*Dataset content:*
══════════
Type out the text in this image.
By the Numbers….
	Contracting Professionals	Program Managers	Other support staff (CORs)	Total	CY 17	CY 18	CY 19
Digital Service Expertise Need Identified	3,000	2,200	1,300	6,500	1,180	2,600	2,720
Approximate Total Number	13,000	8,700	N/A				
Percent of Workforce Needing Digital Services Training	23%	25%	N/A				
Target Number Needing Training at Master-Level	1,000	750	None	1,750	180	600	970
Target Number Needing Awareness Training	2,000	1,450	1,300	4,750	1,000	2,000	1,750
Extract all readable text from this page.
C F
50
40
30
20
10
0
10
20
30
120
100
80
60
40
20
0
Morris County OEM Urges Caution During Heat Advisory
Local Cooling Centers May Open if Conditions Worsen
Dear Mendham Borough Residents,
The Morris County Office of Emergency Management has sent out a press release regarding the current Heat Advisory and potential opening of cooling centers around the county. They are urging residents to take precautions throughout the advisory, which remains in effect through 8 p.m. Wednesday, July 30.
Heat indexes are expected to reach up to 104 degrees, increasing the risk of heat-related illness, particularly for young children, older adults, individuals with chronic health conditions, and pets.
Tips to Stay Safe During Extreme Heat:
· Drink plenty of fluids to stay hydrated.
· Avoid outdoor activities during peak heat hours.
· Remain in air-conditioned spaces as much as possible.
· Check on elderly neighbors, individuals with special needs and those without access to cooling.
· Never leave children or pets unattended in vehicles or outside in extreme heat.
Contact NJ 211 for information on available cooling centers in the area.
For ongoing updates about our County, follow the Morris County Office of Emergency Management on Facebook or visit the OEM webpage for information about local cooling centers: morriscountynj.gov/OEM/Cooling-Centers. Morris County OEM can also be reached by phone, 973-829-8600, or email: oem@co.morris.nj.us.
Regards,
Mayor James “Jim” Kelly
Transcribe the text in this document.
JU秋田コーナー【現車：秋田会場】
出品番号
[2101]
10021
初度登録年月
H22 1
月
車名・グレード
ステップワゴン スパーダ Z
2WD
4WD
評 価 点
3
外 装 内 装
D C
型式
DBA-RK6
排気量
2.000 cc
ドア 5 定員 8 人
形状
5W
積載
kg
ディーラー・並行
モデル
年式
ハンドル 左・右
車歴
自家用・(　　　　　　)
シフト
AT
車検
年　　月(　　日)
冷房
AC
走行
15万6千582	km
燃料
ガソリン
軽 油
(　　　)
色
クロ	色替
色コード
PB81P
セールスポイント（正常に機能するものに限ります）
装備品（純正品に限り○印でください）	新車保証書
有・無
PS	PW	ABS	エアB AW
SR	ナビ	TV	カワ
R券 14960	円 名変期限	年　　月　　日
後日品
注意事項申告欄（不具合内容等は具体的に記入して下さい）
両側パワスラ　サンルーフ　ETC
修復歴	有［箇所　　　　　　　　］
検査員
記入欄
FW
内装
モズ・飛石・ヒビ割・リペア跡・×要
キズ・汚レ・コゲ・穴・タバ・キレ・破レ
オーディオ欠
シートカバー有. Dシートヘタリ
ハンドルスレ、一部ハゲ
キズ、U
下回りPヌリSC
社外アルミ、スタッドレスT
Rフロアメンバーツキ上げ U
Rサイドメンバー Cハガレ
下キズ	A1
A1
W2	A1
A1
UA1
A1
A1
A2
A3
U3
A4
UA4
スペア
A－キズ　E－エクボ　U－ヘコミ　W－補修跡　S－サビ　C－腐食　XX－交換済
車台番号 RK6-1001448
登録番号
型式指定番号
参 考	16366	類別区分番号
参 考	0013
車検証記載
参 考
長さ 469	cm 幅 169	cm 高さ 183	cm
══════════
*Directive:* Write out all the records above again, exactly as they stand.

*Result of the exercise:*
Type out the text in this image.
By the Numbers….
	Contracting Professionals	Program Managers	Other support staff (CORs)	Total	CY 17	CY 18	CY 19
Digital Service Expertise Need Identified	3,000	2,200	1,300	6,500	1,180	2,600	2,720
Approximate Total Number	13,000	8,700	N/A				
Percent of Workforce Needing Digital Services Training	23%	25%	N/A				
Target Number Needing Training at Master-Level	1,000	750	None	1,750	180	600	970
Target Number Needing Awareness Training	2,000	1,450	1,300	4,750	1,000	2,000	1,750
Extract all readable text from this page.
C F
50
40
30
20
10
0
10
20
30
120
100
80
60
40
20
0
Morris County OEM Urges Caution During Heat Advisory
Local Cooling Centers May Open if Conditions Worsen
Dear Mendham Borough Residents,
The Morris County Office of Emergency Management has sent out a press release regarding the current Heat Advisory and potential opening of cooling centers around the county. They are urging residents to take precautions throughout the advisory, which remains in effect through 8 p.m. Wednesday, July 30.
Heat indexes are expected to reach up to 104 degrees, increasing the risk of heat-related illness, particularly for young children, older adults, individuals with chronic health conditions, and pets.
Tips to Stay Safe During Extreme Heat:
· Drink plenty of fluids to stay hydrated.
· Avoid outdoor activities during peak heat hours.
· Remain in air-conditioned spaces as much as possible.
· Check on elderly neighbors, individuals with special needs and those without access to cooling.
· Never leave children or pets unattended in vehicles or outside in extreme heat.
Contact NJ 211 for information on available cooling centers in the area.
For ongoing updates about our County, follow the Morris County Office of Emergency Management on Facebook or visit the OEM webpage for information about local cooling centers: morriscountynj.gov/OEM/Cooling-Centers. Morris County OEM can also be reached by phone, 973-829-8600, or email: oem@co.morris.nj.us.
Regards,
Mayor James “Jim” Kelly
Transcribe the text in this document.
JU秋田コーナー【現車：秋田会場】
出品番号
[2101]
10021
初度登録年月
H22 1
月
車名・グレード
ステップワゴン スパーダ Z
2WD
4WD
評 価 点
3
外 装 内 装
D C
型式
DBA-RK6
排気量
2.000 cc
ドア 5 定員 8 人
形状
5W
積載
kg
ディーラー・並行
モデル
年式
ハンドル 左・右
車歴
自家用・(　　　　　　)
シフト
AT
車検
年　　月(　　日)
冷房
AC
走行
15万6千582	km
燃料
ガソリン
軽 油
(　　　)
色
クロ	色替
色コード
PB81P
セールスポイント（正常に機能するものに限ります）
装備品（純正品に限り○印でください）	新車保証書
有・無
PS	PW	ABS	エアB AW
SR	ナビ	TV	カワ
R券 14960	円 名変期限	年　　月　　日
後日品
注意事項申告欄（不具合内容等は具体的に記入して下さい）
両側パワスラ　サンルーフ　ETC
修復歴	有［箇所　　　　　　　　］
検査員
記入欄
FW
内装
モズ・飛石・ヒビ割・リペア跡・×要
キズ・汚レ・コゲ・穴・タバ・キレ・破レ
オーディオ欠
シートカバー有. Dシートヘタリ
ハンドルスレ、一部ハゲ
キズ、U
下回りPヌリSC
社外アルミ、スタッドレスT
Rフロアメンバーツキ上げ U
Rサイドメンバー Cハガレ
下キズ	A1
A1
W2	A1
A1
UA1
A1
A1
A2
A3
U3
A4
UA4
スペア
A－キズ　E－エクボ　U－ヘコミ　W－補修跡　S－サビ　C－腐食　XX－交換済
車台番号 RK6-1001448
登録番号
型式指定番号
参 考	16366	類別区分番号
参 考	0013
車検証記載
参 考
長さ 469	cm 幅 169	cm 高さ 183	cm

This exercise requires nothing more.